-- start of Records for this task --
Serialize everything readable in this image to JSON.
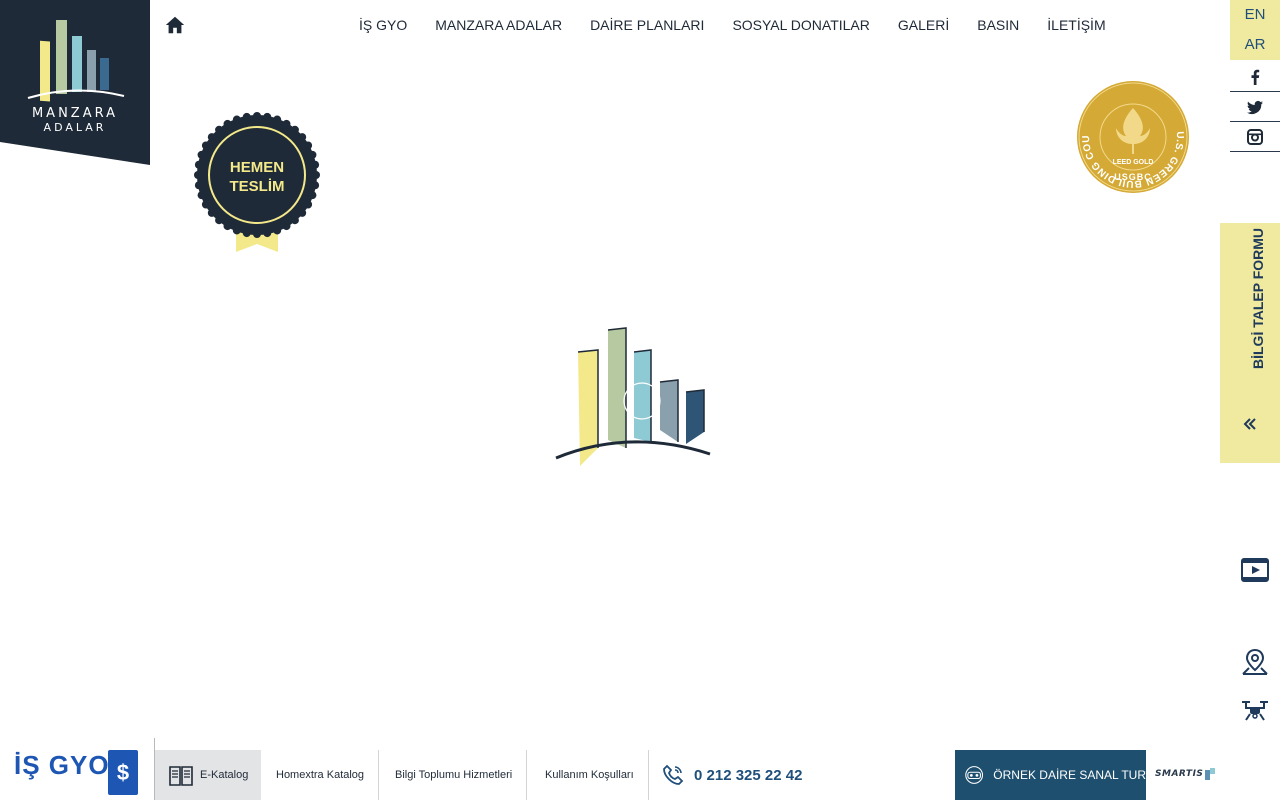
{
  "logo": {
    "line1": "MANZARA",
    "line2": "ADALAR"
  },
  "nav": {
    "items": [
      "İŞ GYO",
      "MANZARA ADALAR",
      "DAİRE PLANLARI",
      "SOSYAL DONATILAR",
      "GALERİ",
      "BASIN",
      "İLETİŞİM"
    ]
  },
  "lang": {
    "en": "EN",
    "ar": "AR"
  },
  "badges": {
    "hemen_line1": "HEMEN",
    "hemen_line2": "TESLİM",
    "leed_gold": "LEED GOLD",
    "usgbc": "USGBC",
    "leed_ring": "U.S. GREEN BUILDING COUNCIL"
  },
  "side": {
    "form_label": "BİLGİ TALEP FORMU"
  },
  "footer": {
    "brand": "İŞ GYO",
    "ekatalog": "E-Katalog",
    "homextra": "Homextra Katalog",
    "bilgi": "Bilgi Toplumu Hizmetleri",
    "kullanim": "Kullanım Koşulları",
    "phone": "0 212 325 22 42",
    "tour": "ÖRNEK DAİRE SANAL TUR",
    "smartis": "SMARTIS"
  },
  "icons": {
    "home": "home-icon",
    "facebook": "facebook-icon",
    "twitter": "twitter-icon",
    "instagram": "instagram-icon",
    "video": "video-icon",
    "map": "map-pin-icon",
    "drone": "drone-icon",
    "phone": "phone-icon",
    "book": "book-icon",
    "vr": "vr-headset-icon"
  },
  "colors": {
    "navy": "#1f2a38",
    "yellow": "#f0eaa0",
    "blue": "#1e56b3",
    "teal": "#1f4f6e",
    "gold": "#d4a935"
  }
}
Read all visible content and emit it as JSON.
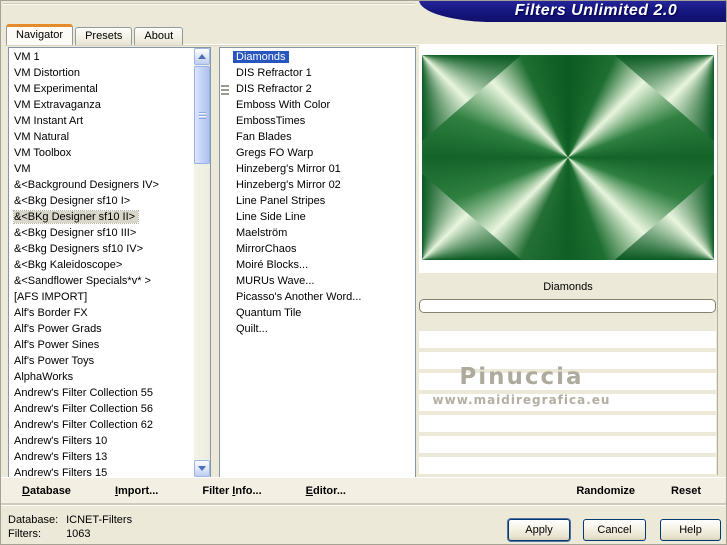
{
  "window": {
    "title": "Filters Unlimited 2.0"
  },
  "tabs": [
    {
      "label": "Navigator",
      "active": true
    },
    {
      "label": "Presets",
      "active": false
    },
    {
      "label": "About",
      "active": false
    }
  ],
  "category_list": {
    "selected_index": 10,
    "items": [
      "VM 1",
      "VM Distortion",
      "VM Experimental",
      "VM Extravaganza",
      "VM Instant Art",
      "VM Natural",
      "VM Toolbox",
      "VM",
      "&<Background Designers IV>",
      "&<Bkg Designer sf10 I>",
      "&<BKg Designer sf10 II>",
      "&<Bkg Designer sf10 III>",
      "&<Bkg Designers sf10 IV>",
      "&<Bkg Kaleidoscope>",
      "&<Sandflower Specials*v* >",
      "[AFS IMPORT]",
      "Alf's Border FX",
      "Alf's Power Grads",
      "Alf's Power Sines",
      "Alf's Power Toys",
      "AlphaWorks",
      "Andrew's Filter Collection 55",
      "Andrew's Filter Collection 56",
      "Andrew's Filter Collection 62",
      "Andrew's Filters 10",
      "Andrew's Filters 13",
      "Andrew's Filters 15"
    ]
  },
  "filter_list": {
    "selected_index": 0,
    "grip_index": 2,
    "items": [
      "Diamonds",
      "DIS Refractor 1",
      "DIS Refractor 2",
      "Emboss With Color",
      "EmbossTimes",
      "Fan Blades",
      "Gregs FO Warp",
      "Hinzeberg's Mirror 01",
      "Hinzeberg's Mirror 02",
      "Line Panel Stripes",
      "Line Side Line",
      "Maelström",
      "MirrorChaos",
      "Moiré Blocks...",
      "MURUs Wave...",
      "Picasso's Another Word...",
      "Quantum Tile",
      "Quilt..."
    ]
  },
  "preview": {
    "caption": "Diamonds",
    "watermark_line1": "Pinuccia",
    "watermark_line2": "www.maidiregrafica.eu"
  },
  "toolbar": {
    "left": [
      {
        "label": "Database",
        "u": 0
      },
      {
        "label": "Import...",
        "u": 0
      },
      {
        "label": "Filter Info...",
        "u": 7
      },
      {
        "label": "Editor...",
        "u": 0
      }
    ],
    "right": [
      {
        "label": "Randomize",
        "u": null
      },
      {
        "label": "Reset",
        "u": null
      }
    ]
  },
  "status": {
    "database_label": "Database:",
    "database_value": "ICNET-Filters",
    "filters_label": "Filters:",
    "filters_value": "1063"
  },
  "action_buttons": {
    "apply": "Apply",
    "cancel": "Cancel",
    "help": "Help"
  },
  "colors": {
    "background": "#ECE9D8",
    "banner_navy": "#15157E",
    "tab_accent_orange": "#E68B2C",
    "selection_blue": "#2856C0",
    "inactive_selection": "#D9D6CA",
    "pattern_dark_green": "#0A5A22",
    "pattern_light_green": "#E9F5DF"
  }
}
-- end of Records for this task --
From the material, report only how many lines include the word "Hinzeberg".

▸ **Exercise output**
2